Stored items:

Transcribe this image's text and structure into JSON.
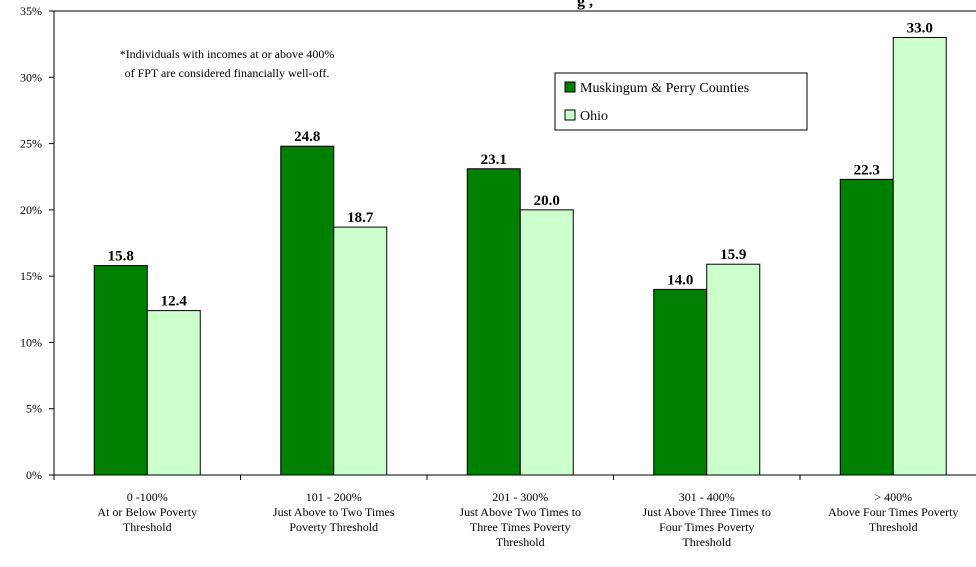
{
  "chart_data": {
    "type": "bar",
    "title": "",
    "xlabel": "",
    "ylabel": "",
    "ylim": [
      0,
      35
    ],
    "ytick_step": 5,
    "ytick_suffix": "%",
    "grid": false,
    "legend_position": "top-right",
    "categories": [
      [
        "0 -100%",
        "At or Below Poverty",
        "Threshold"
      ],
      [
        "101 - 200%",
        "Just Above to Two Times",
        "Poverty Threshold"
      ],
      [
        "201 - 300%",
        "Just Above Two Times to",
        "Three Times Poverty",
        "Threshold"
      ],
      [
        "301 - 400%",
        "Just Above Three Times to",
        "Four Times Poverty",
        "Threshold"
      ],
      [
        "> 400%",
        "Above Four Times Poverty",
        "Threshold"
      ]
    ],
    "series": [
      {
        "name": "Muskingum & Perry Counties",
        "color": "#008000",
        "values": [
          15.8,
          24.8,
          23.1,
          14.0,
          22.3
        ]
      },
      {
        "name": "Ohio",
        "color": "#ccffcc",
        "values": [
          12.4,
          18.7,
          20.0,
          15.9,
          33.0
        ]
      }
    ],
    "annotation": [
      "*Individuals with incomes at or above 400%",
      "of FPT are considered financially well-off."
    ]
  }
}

Description of the task -
Find and copy every line in the entries above where the string "name" occurs.

Response for this exercise -
        "name": "Muskingum & Perry Counties",
        "name": "Ohio",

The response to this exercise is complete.